(Data entries)
........
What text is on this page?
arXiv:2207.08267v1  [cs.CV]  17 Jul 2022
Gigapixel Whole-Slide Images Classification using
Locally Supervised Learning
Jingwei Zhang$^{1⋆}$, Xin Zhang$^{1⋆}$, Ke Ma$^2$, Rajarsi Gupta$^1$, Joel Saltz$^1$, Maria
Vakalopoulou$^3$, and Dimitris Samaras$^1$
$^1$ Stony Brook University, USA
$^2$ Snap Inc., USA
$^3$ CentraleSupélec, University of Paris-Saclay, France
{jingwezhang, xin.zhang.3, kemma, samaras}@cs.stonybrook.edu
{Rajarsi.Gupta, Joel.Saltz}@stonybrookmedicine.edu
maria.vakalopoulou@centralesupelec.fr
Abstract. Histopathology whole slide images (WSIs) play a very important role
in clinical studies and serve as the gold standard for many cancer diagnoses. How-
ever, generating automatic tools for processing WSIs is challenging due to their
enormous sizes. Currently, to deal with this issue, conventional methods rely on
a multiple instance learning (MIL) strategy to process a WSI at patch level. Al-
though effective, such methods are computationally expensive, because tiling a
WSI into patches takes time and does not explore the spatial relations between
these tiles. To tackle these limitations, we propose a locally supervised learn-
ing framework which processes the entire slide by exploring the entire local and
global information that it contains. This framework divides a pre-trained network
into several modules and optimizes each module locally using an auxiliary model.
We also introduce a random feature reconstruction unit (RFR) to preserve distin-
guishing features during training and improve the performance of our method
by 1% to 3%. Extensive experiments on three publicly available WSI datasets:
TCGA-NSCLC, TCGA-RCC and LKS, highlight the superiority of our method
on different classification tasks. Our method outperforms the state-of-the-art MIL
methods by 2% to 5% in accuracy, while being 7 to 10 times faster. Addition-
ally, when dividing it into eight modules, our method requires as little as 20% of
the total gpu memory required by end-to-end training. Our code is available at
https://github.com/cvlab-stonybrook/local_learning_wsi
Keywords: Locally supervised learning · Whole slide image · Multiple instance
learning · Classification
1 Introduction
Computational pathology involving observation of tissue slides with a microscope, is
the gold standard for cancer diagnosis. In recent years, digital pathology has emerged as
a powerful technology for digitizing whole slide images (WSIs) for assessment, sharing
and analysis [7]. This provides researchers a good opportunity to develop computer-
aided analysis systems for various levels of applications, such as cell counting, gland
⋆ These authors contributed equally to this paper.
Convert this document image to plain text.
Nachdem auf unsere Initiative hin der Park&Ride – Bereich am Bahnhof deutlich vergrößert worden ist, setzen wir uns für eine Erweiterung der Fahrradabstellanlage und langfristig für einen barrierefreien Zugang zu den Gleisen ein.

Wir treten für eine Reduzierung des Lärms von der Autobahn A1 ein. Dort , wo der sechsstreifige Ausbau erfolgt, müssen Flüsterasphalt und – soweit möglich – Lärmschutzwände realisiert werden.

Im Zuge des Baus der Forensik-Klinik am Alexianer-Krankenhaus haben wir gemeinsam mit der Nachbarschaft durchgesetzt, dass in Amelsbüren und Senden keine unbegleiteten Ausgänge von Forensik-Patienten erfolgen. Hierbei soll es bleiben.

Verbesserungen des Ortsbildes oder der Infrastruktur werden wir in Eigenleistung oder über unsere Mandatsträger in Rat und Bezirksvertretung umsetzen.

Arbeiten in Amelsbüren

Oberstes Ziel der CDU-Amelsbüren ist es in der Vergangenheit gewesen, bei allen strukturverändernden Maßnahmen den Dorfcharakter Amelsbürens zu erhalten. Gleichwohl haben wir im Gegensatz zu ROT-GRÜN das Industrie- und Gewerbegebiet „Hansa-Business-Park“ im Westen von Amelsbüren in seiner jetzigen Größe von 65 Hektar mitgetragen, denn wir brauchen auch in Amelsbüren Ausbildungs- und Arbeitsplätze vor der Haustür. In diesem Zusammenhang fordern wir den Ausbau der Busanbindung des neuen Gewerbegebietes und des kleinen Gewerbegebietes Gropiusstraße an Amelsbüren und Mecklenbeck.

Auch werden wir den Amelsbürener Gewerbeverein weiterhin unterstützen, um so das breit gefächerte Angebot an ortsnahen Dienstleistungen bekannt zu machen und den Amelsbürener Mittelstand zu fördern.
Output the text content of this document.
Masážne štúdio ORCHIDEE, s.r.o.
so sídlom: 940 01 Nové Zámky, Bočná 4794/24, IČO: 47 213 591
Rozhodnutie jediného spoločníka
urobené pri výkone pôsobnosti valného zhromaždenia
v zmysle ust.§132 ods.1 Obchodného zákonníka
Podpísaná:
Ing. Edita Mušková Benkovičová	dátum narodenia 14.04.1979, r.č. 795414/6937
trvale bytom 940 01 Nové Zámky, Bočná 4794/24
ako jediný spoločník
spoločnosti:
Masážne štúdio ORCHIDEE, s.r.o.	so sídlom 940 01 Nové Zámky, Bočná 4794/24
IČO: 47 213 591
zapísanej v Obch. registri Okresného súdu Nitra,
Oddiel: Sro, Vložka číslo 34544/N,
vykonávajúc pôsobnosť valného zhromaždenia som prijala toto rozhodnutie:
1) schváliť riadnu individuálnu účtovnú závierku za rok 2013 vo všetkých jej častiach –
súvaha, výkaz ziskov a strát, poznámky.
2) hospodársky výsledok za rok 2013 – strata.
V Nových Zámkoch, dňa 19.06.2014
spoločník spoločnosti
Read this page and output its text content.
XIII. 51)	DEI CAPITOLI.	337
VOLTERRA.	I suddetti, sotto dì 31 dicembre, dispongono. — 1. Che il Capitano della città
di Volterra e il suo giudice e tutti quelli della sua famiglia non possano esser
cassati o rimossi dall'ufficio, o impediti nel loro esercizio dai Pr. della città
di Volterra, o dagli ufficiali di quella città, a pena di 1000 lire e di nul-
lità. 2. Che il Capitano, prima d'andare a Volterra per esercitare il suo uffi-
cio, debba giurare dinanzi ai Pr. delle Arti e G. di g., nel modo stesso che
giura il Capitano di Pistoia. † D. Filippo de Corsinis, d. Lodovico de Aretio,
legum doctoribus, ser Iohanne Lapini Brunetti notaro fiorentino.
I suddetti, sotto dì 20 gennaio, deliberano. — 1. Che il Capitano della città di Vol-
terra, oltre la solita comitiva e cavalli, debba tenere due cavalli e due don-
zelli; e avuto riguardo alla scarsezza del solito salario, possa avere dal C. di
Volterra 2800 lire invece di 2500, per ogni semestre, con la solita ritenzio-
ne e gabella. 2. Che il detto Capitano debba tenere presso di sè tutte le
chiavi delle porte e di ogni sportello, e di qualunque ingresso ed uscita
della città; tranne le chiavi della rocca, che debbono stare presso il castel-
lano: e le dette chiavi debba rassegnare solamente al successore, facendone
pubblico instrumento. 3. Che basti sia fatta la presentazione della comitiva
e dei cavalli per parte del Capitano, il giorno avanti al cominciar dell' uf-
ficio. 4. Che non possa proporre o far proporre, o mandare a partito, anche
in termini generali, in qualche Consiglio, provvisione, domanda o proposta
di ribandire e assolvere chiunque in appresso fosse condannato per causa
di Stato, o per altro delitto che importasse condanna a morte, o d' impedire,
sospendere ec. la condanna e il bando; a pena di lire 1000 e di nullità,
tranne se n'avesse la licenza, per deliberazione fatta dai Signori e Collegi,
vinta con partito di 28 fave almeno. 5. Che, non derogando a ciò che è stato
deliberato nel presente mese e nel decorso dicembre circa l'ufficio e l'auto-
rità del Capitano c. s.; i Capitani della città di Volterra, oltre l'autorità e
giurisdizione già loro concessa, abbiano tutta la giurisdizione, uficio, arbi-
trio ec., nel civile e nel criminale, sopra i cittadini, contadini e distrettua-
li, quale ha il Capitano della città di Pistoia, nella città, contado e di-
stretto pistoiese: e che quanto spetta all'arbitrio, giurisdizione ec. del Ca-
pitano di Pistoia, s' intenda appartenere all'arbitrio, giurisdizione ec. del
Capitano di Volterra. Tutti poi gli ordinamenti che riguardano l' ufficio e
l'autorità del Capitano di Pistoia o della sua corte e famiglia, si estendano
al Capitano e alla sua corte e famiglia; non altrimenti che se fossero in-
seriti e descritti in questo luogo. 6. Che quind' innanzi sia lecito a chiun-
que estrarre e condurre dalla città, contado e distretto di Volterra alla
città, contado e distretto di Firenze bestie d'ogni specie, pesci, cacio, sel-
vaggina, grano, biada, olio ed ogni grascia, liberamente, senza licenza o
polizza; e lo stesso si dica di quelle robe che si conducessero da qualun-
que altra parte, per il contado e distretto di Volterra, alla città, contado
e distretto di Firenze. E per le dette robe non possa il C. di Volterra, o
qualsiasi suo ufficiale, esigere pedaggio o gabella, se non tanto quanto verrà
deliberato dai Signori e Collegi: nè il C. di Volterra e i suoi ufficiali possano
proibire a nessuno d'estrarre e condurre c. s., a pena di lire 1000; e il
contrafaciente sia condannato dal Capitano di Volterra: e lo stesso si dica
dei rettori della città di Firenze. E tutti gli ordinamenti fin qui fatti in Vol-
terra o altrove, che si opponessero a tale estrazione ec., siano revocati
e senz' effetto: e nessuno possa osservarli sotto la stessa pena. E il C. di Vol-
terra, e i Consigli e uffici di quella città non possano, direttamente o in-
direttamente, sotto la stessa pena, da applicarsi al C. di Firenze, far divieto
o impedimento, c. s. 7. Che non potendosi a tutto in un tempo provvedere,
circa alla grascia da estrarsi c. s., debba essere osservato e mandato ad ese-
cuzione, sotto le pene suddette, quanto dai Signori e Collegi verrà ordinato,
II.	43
........
▸ Task details: Considering only the records above, state the number of lines that include the word "deliberato", with nothing added.

▸ Finished exercise: 2